Objective: Every entry here needs to be repeated exactly.

Entries supplied:
━━━━━━━━━━━━━━━━━━━━━━━━━━━━━━

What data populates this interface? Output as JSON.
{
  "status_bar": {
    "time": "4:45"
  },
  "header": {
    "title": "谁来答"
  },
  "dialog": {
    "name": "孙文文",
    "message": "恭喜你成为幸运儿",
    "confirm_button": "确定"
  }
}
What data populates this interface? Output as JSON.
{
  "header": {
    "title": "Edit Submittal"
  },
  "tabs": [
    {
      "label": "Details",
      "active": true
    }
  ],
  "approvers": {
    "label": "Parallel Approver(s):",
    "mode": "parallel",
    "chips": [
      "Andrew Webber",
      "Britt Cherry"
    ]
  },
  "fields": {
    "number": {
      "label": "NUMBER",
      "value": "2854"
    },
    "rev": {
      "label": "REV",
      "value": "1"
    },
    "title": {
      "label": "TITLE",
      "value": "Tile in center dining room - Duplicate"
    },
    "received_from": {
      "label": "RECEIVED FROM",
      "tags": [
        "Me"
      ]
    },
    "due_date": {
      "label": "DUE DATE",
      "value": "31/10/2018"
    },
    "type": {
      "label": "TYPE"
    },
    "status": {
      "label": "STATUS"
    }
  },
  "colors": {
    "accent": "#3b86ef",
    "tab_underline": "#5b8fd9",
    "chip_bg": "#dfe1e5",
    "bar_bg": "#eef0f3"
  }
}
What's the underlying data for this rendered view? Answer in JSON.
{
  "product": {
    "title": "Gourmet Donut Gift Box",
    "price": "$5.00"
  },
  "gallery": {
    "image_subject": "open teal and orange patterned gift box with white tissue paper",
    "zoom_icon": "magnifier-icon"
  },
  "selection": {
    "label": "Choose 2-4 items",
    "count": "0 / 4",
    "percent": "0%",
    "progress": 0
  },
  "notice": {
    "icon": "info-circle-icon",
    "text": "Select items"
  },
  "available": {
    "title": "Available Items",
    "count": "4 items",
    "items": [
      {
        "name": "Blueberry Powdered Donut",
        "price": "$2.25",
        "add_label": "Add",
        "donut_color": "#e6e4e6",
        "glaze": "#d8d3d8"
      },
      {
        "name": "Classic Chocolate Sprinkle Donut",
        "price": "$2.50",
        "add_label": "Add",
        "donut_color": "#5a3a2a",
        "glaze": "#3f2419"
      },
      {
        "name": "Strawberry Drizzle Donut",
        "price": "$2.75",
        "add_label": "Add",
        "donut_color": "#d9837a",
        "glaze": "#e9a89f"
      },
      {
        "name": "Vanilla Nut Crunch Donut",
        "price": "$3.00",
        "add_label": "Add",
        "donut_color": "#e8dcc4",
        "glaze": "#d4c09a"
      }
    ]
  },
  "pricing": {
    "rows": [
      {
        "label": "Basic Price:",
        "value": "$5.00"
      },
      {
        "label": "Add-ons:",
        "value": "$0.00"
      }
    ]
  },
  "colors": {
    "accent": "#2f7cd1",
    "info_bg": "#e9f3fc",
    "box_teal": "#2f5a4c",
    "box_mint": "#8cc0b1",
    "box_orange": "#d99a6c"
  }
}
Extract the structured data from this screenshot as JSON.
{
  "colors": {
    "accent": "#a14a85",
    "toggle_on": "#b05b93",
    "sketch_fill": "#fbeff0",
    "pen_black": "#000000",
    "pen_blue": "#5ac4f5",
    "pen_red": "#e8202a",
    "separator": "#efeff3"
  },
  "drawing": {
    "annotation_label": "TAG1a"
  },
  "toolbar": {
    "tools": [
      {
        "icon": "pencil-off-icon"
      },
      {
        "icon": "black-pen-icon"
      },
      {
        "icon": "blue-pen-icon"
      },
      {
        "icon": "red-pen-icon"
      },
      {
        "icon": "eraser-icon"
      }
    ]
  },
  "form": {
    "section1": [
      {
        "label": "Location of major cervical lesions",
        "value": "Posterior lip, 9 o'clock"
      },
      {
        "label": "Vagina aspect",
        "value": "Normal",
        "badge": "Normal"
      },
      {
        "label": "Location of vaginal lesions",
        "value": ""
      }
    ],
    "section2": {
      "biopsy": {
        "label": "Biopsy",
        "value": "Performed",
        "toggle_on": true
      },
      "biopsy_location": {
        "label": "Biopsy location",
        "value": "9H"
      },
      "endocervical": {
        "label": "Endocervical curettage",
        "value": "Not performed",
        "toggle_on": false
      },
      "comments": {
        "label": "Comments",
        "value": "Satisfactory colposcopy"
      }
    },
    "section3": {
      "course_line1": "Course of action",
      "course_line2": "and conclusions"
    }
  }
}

━━━━━━━━━━━━━━━━━━━━━━━━━━━━━━

Written response:
What data populates this interface? Output as JSON.
{
  "status_bar": {
    "time": "4:45"
  },
  "header": {
    "title": "谁来答"
  },
  "dialog": {
    "name": "孙文文",
    "message": "恭喜你成为幸运儿",
    "confirm_button": "确定"
  }
}
What data populates this interface? Output as JSON.
{
  "header": {
    "title": "Edit Submittal"
  },
  "tabs": [
    {
      "label": "Details",
      "active": true
    }
  ],
  "approvers": {
    "label": "Parallel Approver(s):",
    "mode": "parallel",
    "chips": [
      "Andrew Webber",
      "Britt Cherry"
    ]
  },
  "fields": {
    "number": {
      "label": "NUMBER",
      "value": "2854"
    },
    "rev": {
      "label": "REV",
      "value": "1"
    },
    "title": {
      "label": "TITLE",
      "value": "Tile in center dining room - Duplicate"
    },
    "received_from": {
      "label": "RECEIVED FROM",
      "tags": [
        "Me"
      ]
    },
    "due_date": {
      "label": "DUE DATE",
      "value": "31/10/2018"
    },
    "type": {
      "label": "TYPE"
    },
    "status": {
      "label": "STATUS"
    }
  },
  "colors": {
    "accent": "#3b86ef",
    "tab_underline": "#5b8fd9",
    "chip_bg": "#dfe1e5",
    "bar_bg": "#eef0f3"
  }
}
What's the underlying data for this rendered view? Answer in JSON.
{
  "product": {
    "title": "Gourmet Donut Gift Box",
    "price": "$5.00"
  },
  "gallery": {
    "image_subject": "open teal and orange patterned gift box with white tissue paper",
    "zoom_icon": "magnifier-icon"
  },
  "selection": {
    "label": "Choose 2-4 items",
    "count": "0 / 4",
    "percent": "0%",
    "progress": 0
  },
  "notice": {
    "icon": "info-circle-icon",
    "text": "Select items"
  },
  "available": {
    "title": "Available Items",
    "count": "4 items",
    "items": [
      {
        "name": "Blueberry Powdered Donut",
        "price": "$2.25",
        "add_label": "Add",
        "donut_color": "#e6e4e6",
        "glaze": "#d8d3d8"
      },
      {
        "name": "Classic Chocolate Sprinkle Donut",
        "price": "$2.50",
        "add_label": "Add",
        "donut_color": "#5a3a2a",
        "glaze": "#3f2419"
      },
      {
        "name": "Strawberry Drizzle Donut",
        "price": "$2.75",
        "add_label": "Add",
        "donut_color": "#d9837a",
        "glaze": "#e9a89f"
      },
      {
        "name": "Vanilla Nut Crunch Donut",
        "price": "$3.00",
        "add_label": "Add",
        "donut_color": "#e8dcc4",
        "glaze": "#d4c09a"
      }
    ]
  },
  "pricing": {
    "rows": [
      {
        "label": "Basic Price:",
        "value": "$5.00"
      },
      {
        "label": "Add-ons:",
        "value": "$0.00"
      }
    ]
  },
  "colors": {
    "accent": "#2f7cd1",
    "info_bg": "#e9f3fc",
    "box_teal": "#2f5a4c",
    "box_mint": "#8cc0b1",
    "box_orange": "#d99a6c"
  }
}
Extract the structured data from this screenshot as JSON.
{
  "colors": {
    "accent": "#a14a85",
    "toggle_on": "#b05b93",
    "sketch_fill": "#fbeff0",
    "pen_black": "#000000",
    "pen_blue": "#5ac4f5",
    "pen_red": "#e8202a",
    "separator": "#efeff3"
  },
  "drawing": {
    "annotation_label": "TAG1a"
  },
  "toolbar": {
    "tools": [
      {
        "icon": "pencil-off-icon"
      },
      {
        "icon": "black-pen-icon"
      },
      {
        "icon": "blue-pen-icon"
      },
      {
        "icon": "red-pen-icon"
      },
      {
        "icon": "eraser-icon"
      }
    ]
  },
  "form": {
    "section1": [
      {
        "label": "Location of major cervical lesions",
        "value": "Posterior lip, 9 o'clock"
      },
      {
        "label": "Vagina aspect",
        "value": "Normal",
        "badge": "Normal"
      },
      {
        "label": "Location of vaginal lesions",
        "value": ""
      }
    ],
    "section2": {
      "biopsy": {
        "label": "Biopsy",
        "value": "Performed",
        "toggle_on": true
      },
      "biopsy_location": {
        "label": "Biopsy location",
        "value": "9H"
      },
      "endocervical": {
        "label": "Endocervical curettage",
        "value": "Not performed",
        "toggle_on": false
      },
      "comments": {
        "label": "Comments",
        "value": "Satisfactory colposcopy"
      }
    },
    "section3": {
      "course_line1": "Course of action",
      "course_line2": "and conclusions"
    }
  }
}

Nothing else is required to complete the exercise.